-- What the task asks --
Provide only the number of lines in the records below that include "text".

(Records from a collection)

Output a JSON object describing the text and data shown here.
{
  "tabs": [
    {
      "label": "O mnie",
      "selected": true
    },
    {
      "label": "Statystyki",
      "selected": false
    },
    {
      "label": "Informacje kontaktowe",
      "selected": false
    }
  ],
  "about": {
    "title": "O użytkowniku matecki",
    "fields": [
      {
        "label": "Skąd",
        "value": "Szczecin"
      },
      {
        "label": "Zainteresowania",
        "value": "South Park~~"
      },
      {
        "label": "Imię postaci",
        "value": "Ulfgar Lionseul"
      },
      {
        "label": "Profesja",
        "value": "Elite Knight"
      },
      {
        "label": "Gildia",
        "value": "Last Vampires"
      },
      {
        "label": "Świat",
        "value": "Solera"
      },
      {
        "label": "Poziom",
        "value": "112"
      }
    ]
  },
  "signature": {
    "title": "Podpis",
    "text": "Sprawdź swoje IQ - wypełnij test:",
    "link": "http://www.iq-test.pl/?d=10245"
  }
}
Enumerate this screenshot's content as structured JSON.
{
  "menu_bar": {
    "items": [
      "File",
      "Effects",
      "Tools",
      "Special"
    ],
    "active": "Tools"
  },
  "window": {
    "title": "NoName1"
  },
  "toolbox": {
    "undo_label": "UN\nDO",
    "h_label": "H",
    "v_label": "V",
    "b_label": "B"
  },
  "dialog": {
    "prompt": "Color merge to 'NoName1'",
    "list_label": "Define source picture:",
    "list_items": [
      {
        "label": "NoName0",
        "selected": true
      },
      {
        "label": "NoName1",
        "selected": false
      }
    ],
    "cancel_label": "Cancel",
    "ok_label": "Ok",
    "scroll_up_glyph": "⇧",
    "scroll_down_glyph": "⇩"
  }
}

-- Completed exercise --
2